**Request:**
Return the data exactly, with all pictures removed.

[start of Listing]

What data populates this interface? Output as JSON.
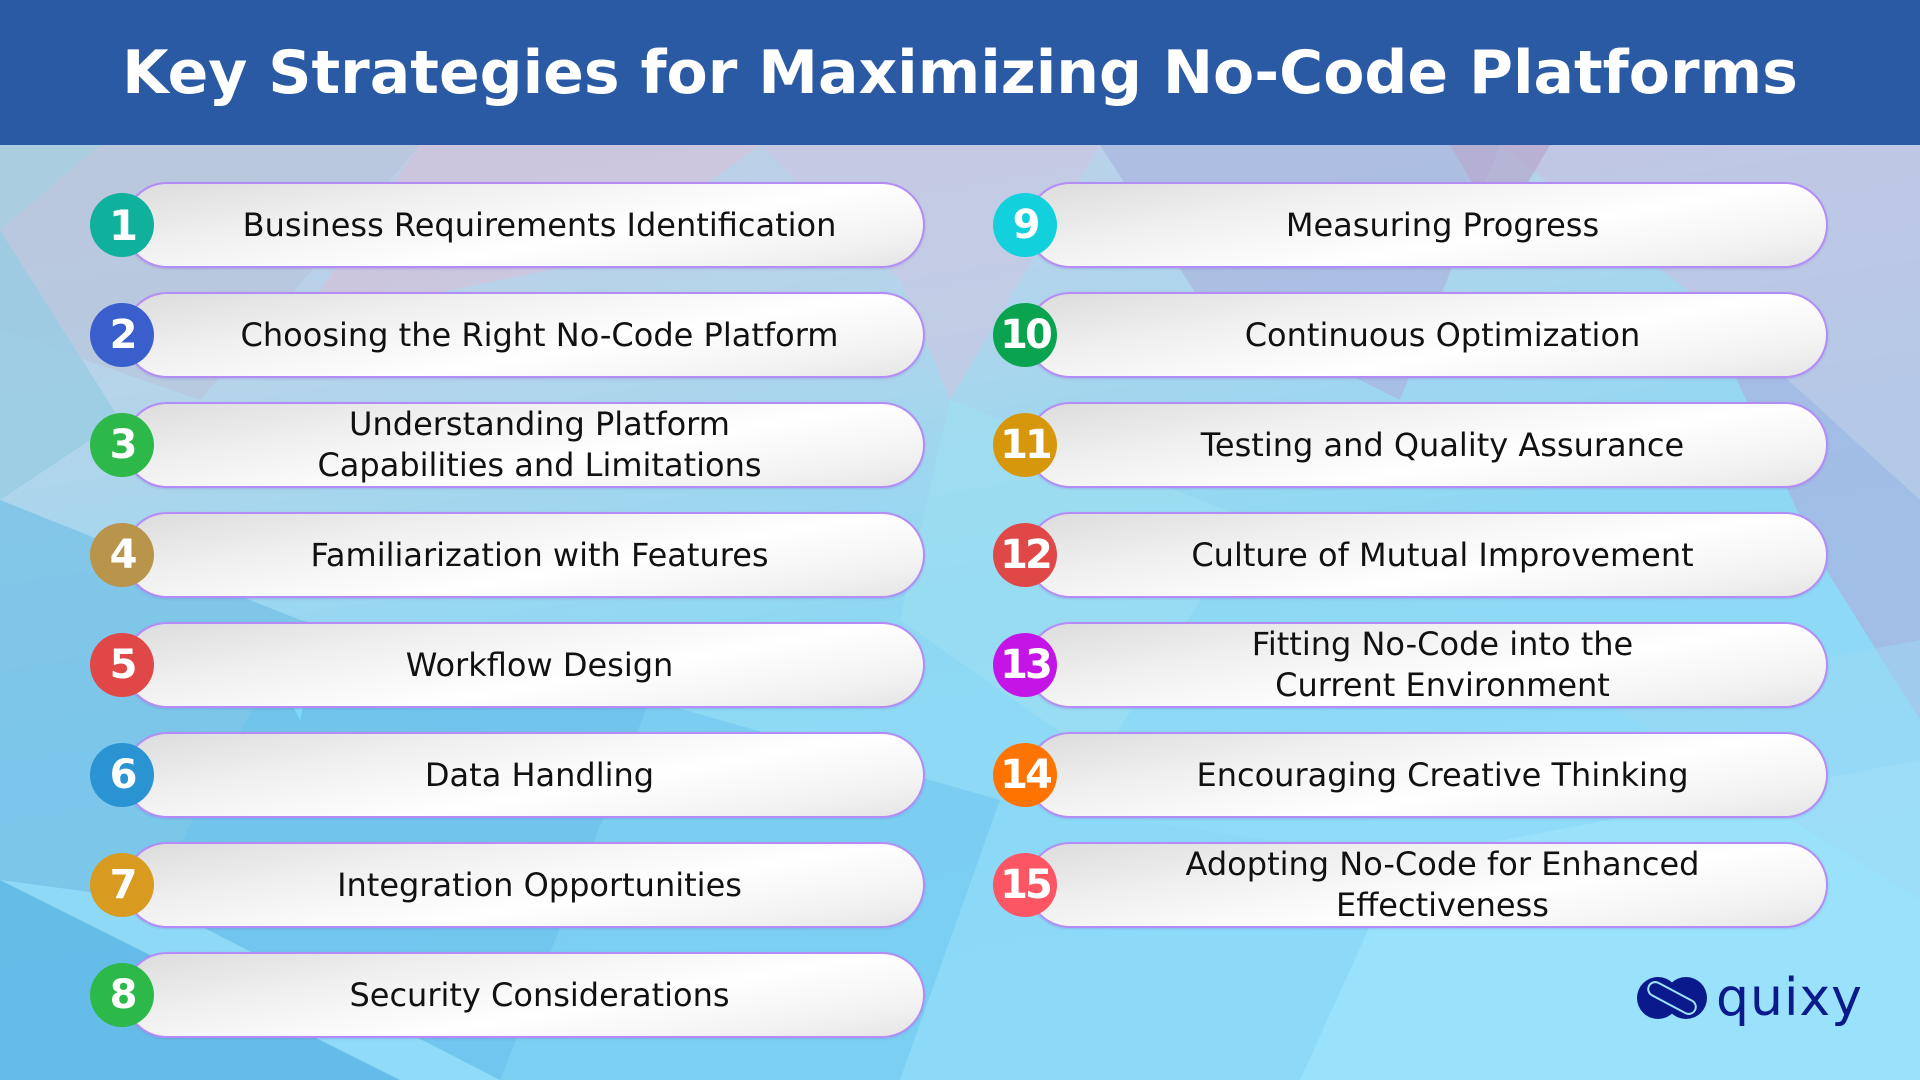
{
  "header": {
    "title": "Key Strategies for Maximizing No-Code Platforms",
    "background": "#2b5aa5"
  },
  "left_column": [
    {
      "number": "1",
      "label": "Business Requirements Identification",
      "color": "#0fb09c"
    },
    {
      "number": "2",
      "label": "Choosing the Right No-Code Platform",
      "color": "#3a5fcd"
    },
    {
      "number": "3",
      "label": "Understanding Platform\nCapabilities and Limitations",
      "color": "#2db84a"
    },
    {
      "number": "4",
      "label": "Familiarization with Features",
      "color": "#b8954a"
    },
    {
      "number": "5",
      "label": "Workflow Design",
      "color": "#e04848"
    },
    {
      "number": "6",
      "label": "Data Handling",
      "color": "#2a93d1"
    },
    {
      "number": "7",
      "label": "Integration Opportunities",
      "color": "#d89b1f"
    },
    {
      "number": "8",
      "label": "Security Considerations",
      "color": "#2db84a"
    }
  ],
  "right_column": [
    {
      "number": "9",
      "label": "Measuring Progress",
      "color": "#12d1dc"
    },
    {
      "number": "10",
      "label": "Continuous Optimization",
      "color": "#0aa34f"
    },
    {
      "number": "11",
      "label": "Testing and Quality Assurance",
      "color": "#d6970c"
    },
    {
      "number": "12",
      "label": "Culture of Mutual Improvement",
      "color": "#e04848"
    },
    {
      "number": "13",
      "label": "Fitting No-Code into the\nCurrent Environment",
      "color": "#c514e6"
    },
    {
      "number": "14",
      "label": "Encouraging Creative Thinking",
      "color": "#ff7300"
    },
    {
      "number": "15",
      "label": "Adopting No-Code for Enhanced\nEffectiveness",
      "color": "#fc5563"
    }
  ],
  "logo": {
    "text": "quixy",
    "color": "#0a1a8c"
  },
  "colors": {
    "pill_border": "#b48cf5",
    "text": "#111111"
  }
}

[end of Listing]

**Final answer:**
What data populates this interface? Output as JSON.
{
  "header": {
    "title": "Key Strategies for Maximizing No-Code Platforms",
    "background": "#2b5aa5"
  },
  "left_column": [
    {
      "number": "1",
      "label": "Business Requirements Identification",
      "color": "#0fb09c"
    },
    {
      "number": "2",
      "label": "Choosing the Right No-Code Platform",
      "color": "#3a5fcd"
    },
    {
      "number": "3",
      "label": "Understanding Platform\nCapabilities and Limitations",
      "color": "#2db84a"
    },
    {
      "number": "4",
      "label": "Familiarization with Features",
      "color": "#b8954a"
    },
    {
      "number": "5",
      "label": "Workflow Design",
      "color": "#e04848"
    },
    {
      "number": "6",
      "label": "Data Handling",
      "color": "#2a93d1"
    },
    {
      "number": "7",
      "label": "Integration Opportunities",
      "color": "#d89b1f"
    },
    {
      "number": "8",
      "label": "Security Considerations",
      "color": "#2db84a"
    }
  ],
  "right_column": [
    {
      "number": "9",
      "label": "Measuring Progress",
      "color": "#12d1dc"
    },
    {
      "number": "10",
      "label": "Continuous Optimization",
      "color": "#0aa34f"
    },
    {
      "number": "11",
      "label": "Testing and Quality Assurance",
      "color": "#d6970c"
    },
    {
      "number": "12",
      "label": "Culture of Mutual Improvement",
      "color": "#e04848"
    },
    {
      "number": "13",
      "label": "Fitting No-Code into the\nCurrent Environment",
      "color": "#c514e6"
    },
    {
      "number": "14",
      "label": "Encouraging Creative Thinking",
      "color": "#ff7300"
    },
    {
      "number": "15",
      "label": "Adopting No-Code for Enhanced\nEffectiveness",
      "color": "#fc5563"
    }
  ],
  "logo": {
    "text": "quixy",
    "color": "#0a1a8c"
  },
  "colors": {
    "pill_border": "#b48cf5",
    "text": "#111111"
  }
}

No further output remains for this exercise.